§ PROVIDED TEXT
WordPress: A Resilient Platform in the Age of Hacking


Hocus pocus…Time to focus!

With the quite dynamic development and diffusion of information and telecommunication technologies (ICT) since the early 1970s, accessing relevant as well as irrelevant information has become ubiquitous feature of nowadays. However, the availability of more and more information does not necessarily means that we become able to make clear-cut and good decisions simply because the numerous information and data must be overlooked, analysed and interpreted. We learn by doing, but with the classical type of products and services that are developed or offered by a relatively closed community (owners, employment of the company, supply chains) or protected by intellectual property rights, our learning curve has become even longer, that is to say, the efficiency of our learning-by-doing suffers.

There are at least two important implications of affluent information and data. First, we are now living in the attention economy in which human attention can be considered as a scarce commodity. Companies must compete each other in a more vigorous way to call customers’ attention to their products and services. They do smart adaptation and innovation as marketable hocus pocus to get customers’ focus. Second, we are also living in the age of immediacy. With quantitatively and qualitatively affluent information, people tend to require spot and faster reactions from the side of companies with respect to further development of their services and products according to the dynamics of the needs and claims.

An Answer: Open Source Platforms

One of the innovations that is successfully addressing these two challenges (pursuing attention, while being rapidly updated) was the development of open source digital platforms, such as the WordPress. Open source means shorter learning curve since developers and users can freely make feedbacks and suggestions, or even develop further the platform.

Ultimately, an open source platform like WordPress in our digital age offers better resilience both for the developers and for the users. Resilience is the ability to become strong, healthy, or successful again after something bad happens. It’s about evolution in a sense, for example the camel today is able to bear extremely hot weather because she learned over hundred years of selection and evolution that all of her body fat is good to have in their humps and be able to rehydrate faster than any other mammal.


WordPress design follows a faster evolution line through open innovation that makes it more resilient over time. Do you remember that WordPress version 1.0 had just introduced remark control back in January 2004, while version 1.2 three months later presented the Plugin Architecture? What big leaps, huh? And now, we at WordPress 4.6.

§ MATERIAL SHOWN
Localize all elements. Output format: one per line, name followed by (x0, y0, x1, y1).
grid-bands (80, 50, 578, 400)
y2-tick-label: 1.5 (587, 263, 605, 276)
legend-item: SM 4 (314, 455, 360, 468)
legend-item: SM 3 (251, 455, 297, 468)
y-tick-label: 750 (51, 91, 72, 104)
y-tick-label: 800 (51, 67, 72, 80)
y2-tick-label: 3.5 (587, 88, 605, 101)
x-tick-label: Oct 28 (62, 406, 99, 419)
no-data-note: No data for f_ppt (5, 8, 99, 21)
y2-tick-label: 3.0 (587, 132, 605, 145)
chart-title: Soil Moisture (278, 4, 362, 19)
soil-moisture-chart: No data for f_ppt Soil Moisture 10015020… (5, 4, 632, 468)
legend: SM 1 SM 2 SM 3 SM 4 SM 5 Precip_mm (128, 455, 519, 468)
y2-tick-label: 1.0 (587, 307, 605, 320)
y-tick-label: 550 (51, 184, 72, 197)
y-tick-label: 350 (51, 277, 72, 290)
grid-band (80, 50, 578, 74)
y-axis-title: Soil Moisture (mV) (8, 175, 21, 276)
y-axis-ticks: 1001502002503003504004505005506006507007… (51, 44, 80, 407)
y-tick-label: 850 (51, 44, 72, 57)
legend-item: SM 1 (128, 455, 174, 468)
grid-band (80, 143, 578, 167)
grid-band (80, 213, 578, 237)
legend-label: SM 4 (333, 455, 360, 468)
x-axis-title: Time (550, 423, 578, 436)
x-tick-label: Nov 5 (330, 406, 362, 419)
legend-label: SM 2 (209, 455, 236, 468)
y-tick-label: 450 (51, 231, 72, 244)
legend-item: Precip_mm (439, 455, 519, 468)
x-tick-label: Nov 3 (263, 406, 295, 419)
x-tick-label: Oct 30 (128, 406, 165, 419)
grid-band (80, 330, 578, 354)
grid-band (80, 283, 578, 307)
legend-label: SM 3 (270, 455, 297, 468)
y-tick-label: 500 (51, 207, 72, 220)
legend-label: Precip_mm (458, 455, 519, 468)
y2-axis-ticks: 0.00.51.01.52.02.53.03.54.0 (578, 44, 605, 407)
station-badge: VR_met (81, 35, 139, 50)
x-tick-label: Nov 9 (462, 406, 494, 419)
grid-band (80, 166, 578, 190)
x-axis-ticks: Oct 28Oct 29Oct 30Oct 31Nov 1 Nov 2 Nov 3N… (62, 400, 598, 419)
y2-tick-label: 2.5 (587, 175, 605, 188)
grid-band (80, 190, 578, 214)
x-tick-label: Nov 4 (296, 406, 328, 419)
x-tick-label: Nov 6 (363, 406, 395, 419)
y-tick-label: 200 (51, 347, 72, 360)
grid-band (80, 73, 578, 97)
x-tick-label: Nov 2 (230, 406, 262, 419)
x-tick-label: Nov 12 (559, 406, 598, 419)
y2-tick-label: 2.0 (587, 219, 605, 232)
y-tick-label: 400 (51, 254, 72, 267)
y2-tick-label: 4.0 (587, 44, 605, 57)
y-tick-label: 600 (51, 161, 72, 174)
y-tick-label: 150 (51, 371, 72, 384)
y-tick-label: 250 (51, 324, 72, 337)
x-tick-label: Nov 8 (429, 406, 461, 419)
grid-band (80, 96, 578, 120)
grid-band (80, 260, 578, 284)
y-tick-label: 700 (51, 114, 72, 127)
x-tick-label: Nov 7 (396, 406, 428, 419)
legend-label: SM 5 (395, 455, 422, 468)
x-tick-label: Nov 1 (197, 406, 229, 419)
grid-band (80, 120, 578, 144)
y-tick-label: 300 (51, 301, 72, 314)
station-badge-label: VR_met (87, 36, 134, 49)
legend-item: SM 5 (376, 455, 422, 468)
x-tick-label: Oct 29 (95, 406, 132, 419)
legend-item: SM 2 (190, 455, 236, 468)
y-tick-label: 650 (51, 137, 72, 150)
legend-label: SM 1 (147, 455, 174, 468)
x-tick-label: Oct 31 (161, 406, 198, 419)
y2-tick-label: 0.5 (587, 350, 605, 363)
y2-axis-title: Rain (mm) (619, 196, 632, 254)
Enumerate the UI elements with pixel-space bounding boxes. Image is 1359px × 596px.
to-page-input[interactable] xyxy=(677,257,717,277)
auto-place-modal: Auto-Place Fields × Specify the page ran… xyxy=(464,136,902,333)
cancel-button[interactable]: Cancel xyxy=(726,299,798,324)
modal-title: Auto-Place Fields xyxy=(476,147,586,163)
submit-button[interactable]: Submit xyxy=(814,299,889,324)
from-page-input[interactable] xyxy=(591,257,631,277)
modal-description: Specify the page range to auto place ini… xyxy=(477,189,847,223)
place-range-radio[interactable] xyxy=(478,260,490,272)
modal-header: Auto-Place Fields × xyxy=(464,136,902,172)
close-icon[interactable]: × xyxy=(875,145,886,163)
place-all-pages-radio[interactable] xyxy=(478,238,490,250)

§ TASK DIRECTIONS
Repeat the WordPress article from "One of the innovations" through "further the platform.", swapping "feedbacks and suggestions" for "comments and proposals".

§ YOUR RESPONSE
One of the innovations that is successfully addressing these two challenges (pursuing attention, while being rapidly updated) was the development of open source digital platforms, such as the WordPress. Open source means shorter learning curve since developers and users can freely make comments and proposals, or even develop further the platform.